Collection entries:
>> Begin

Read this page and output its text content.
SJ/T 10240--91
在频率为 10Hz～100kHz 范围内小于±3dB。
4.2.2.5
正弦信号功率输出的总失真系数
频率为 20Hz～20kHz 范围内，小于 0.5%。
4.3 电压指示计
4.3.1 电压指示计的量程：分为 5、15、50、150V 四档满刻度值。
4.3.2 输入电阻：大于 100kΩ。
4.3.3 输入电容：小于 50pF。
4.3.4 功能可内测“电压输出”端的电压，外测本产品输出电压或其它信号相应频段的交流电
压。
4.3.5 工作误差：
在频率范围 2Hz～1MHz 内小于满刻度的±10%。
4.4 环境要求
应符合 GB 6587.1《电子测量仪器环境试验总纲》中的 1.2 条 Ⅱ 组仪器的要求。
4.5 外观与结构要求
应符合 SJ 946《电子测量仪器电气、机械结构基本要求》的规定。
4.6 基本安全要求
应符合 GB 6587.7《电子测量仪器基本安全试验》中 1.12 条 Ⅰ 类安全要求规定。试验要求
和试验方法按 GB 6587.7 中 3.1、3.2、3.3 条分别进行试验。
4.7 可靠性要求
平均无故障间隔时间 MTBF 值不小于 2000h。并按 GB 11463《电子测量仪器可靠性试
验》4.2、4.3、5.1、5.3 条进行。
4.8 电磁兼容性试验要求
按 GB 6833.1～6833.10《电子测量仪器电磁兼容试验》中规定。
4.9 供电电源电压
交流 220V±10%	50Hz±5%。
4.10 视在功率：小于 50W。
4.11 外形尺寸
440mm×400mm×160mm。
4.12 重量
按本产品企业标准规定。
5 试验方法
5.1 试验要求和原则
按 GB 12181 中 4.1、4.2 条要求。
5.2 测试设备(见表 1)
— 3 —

>> End

- **WRITTEN EXERCISE**:
Copy every line of the material, please, keeping it exactly the same.

- **WRITTEN ANSWER**:
Read this page and output its text content.
SJ/T 10240--91
在频率为 10Hz～100kHz 范围内小于±3dB。
4.2.2.5
正弦信号功率输出的总失真系数
频率为 20Hz～20kHz 范围内，小于 0.5%。
4.3 电压指示计
4.3.1 电压指示计的量程：分为 5、15、50、150V 四档满刻度值。
4.3.2 输入电阻：大于 100kΩ。
4.3.3 输入电容：小于 50pF。
4.3.4 功能可内测“电压输出”端的电压，外测本产品输出电压或其它信号相应频段的交流电
压。
4.3.5 工作误差：
在频率范围 2Hz～1MHz 内小于满刻度的±10%。
4.4 环境要求
应符合 GB 6587.1《电子测量仪器环境试验总纲》中的 1.2 条 Ⅱ 组仪器的要求。
4.5 外观与结构要求
应符合 SJ 946《电子测量仪器电气、机械结构基本要求》的规定。
4.6 基本安全要求
应符合 GB 6587.7《电子测量仪器基本安全试验》中 1.12 条 Ⅰ 类安全要求规定。试验要求
和试验方法按 GB 6587.7 中 3.1、3.2、3.3 条分别进行试验。
4.7 可靠性要求
平均无故障间隔时间 MTBF 值不小于 2000h。并按 GB 11463《电子测量仪器可靠性试
验》4.2、4.3、5.1、5.3 条进行。
4.8 电磁兼容性试验要求
按 GB 6833.1～6833.10《电子测量仪器电磁兼容试验》中规定。
4.9 供电电源电压
交流 220V±10%	50Hz±5%。
4.10 视在功率：小于 50W。
4.11 外形尺寸
440mm×400mm×160mm。
4.12 重量
按本产品企业标准规定。
5 试验方法
5.1 试验要求和原则
按 GB 12181 中 4.1、4.2 条要求。
5.2 测试设备(见表 1)
— 3 —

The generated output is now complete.